GIVEN INSTRUCTION> Locate the string "section" throughout the material and copy every line in which it occurs.

Start DATA EXCERPTS

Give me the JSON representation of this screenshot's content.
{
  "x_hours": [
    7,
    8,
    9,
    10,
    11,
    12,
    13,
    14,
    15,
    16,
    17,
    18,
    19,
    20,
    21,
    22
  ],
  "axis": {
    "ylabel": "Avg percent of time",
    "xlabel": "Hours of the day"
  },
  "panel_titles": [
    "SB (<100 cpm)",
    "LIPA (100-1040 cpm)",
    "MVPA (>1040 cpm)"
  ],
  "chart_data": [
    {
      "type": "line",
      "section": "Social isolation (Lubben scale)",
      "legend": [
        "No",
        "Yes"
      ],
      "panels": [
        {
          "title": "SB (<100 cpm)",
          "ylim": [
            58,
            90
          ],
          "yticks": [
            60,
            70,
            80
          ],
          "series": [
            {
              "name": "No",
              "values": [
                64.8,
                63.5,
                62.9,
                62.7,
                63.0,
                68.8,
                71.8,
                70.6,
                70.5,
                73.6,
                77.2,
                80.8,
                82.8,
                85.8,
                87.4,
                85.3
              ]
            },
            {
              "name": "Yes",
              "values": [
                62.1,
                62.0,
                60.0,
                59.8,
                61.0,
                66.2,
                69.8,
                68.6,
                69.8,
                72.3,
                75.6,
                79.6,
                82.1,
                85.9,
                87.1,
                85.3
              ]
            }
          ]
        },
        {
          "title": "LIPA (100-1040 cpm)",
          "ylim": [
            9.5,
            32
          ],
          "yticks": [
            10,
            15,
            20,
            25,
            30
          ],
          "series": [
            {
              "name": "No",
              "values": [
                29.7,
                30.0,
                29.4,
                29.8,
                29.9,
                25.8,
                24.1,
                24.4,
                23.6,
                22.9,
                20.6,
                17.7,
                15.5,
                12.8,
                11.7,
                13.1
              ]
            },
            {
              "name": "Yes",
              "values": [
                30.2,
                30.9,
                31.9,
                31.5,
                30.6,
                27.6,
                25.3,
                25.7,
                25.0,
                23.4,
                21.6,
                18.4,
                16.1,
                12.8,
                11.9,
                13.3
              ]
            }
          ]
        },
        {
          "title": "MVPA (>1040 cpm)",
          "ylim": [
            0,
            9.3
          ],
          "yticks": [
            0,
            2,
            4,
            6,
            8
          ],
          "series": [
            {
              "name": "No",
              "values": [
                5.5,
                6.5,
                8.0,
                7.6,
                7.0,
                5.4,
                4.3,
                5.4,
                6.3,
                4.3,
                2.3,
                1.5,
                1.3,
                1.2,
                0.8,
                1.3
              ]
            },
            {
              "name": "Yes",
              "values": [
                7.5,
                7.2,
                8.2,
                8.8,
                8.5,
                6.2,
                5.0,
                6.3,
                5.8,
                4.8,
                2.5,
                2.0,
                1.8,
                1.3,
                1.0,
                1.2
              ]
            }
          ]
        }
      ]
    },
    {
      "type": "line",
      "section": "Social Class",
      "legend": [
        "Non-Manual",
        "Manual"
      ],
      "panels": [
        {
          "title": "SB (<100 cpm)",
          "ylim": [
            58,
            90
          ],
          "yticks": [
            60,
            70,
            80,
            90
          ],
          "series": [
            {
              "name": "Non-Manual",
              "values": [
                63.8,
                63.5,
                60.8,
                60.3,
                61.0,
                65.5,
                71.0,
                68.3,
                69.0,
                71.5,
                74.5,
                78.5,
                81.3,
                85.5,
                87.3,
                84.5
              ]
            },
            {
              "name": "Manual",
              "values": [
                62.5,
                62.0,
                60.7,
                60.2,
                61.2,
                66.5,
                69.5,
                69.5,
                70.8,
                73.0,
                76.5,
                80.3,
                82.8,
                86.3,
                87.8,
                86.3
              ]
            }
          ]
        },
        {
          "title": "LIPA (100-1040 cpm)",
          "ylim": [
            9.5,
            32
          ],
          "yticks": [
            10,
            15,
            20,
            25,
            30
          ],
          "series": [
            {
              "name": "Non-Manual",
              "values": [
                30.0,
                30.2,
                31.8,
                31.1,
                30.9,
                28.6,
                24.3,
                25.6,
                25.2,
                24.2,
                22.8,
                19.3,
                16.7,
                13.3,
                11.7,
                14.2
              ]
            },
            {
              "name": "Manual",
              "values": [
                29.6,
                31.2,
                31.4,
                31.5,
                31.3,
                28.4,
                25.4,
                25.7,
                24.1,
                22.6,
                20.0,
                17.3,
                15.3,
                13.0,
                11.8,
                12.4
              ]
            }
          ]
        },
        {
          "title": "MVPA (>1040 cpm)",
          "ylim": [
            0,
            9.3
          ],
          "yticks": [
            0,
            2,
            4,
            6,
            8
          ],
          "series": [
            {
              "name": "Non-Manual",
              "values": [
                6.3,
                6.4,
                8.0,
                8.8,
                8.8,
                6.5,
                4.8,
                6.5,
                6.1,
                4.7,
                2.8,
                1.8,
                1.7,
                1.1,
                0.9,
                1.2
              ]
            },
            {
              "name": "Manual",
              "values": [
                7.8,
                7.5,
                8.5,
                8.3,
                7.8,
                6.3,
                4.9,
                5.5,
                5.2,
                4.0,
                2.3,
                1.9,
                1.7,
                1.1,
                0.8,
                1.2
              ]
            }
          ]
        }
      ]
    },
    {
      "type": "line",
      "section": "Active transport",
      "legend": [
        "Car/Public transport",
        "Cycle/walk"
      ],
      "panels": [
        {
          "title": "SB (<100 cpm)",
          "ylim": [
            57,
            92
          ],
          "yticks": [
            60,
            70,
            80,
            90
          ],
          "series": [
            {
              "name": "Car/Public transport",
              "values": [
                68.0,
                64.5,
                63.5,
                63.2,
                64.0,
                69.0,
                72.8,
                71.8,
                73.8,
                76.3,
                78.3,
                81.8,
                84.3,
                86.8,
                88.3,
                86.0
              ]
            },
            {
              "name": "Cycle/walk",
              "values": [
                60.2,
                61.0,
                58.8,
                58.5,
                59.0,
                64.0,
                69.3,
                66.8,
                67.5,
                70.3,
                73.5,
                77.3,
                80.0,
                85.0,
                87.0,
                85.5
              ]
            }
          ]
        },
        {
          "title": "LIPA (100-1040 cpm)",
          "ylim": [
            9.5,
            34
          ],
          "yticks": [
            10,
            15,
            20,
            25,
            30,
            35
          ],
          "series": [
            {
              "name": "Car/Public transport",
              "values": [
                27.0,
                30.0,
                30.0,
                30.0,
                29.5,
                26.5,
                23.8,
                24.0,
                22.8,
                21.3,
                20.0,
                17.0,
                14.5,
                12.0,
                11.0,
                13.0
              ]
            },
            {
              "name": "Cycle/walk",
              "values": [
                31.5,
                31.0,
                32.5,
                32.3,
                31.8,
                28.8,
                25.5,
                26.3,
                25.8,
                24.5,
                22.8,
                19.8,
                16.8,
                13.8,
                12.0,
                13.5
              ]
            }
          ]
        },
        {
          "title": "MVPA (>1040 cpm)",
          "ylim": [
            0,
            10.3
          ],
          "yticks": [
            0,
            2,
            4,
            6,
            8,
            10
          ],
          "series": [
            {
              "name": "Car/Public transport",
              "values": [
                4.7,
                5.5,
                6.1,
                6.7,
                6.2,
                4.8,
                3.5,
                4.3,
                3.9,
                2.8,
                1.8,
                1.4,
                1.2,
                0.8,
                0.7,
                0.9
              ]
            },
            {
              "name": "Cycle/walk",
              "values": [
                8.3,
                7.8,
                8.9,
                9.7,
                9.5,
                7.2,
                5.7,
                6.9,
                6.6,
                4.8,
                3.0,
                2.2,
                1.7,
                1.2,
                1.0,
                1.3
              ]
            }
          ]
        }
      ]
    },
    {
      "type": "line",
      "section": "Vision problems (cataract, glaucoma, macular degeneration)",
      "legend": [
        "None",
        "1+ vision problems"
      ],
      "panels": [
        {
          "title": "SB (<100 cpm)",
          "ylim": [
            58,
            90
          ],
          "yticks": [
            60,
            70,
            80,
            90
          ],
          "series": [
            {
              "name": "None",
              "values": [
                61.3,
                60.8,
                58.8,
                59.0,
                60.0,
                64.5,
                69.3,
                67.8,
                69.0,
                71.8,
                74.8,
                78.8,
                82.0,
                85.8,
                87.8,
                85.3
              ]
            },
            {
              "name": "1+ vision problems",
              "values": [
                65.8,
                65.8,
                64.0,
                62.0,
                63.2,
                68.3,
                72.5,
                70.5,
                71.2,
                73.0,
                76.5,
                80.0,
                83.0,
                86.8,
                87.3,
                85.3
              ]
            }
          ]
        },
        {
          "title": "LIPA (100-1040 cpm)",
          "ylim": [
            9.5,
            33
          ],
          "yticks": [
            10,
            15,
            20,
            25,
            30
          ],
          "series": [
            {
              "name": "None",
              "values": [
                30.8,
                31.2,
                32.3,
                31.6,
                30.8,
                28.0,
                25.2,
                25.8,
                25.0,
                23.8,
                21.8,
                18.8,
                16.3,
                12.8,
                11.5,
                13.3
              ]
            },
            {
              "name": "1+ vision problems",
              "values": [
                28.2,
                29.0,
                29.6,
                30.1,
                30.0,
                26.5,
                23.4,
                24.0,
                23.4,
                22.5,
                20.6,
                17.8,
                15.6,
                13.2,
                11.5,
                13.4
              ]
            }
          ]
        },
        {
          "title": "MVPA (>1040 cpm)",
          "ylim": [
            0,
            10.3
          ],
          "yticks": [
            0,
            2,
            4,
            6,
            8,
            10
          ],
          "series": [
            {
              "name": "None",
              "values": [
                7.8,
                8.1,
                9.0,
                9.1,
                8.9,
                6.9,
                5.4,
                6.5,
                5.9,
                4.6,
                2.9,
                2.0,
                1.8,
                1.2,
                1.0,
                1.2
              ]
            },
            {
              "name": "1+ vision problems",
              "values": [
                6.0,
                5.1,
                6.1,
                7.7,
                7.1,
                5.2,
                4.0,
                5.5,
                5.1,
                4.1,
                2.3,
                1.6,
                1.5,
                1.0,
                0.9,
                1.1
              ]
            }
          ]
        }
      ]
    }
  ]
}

End DATA EXCERPTS

ANSWER FOR THIS EXERCISE>
      "section": "Social isolation (Lubben scale)",
      "section": "Social Class",
      "section": "Active transport",
      "section": "Vision problems (cataract, glaucoma, macular degeneration)",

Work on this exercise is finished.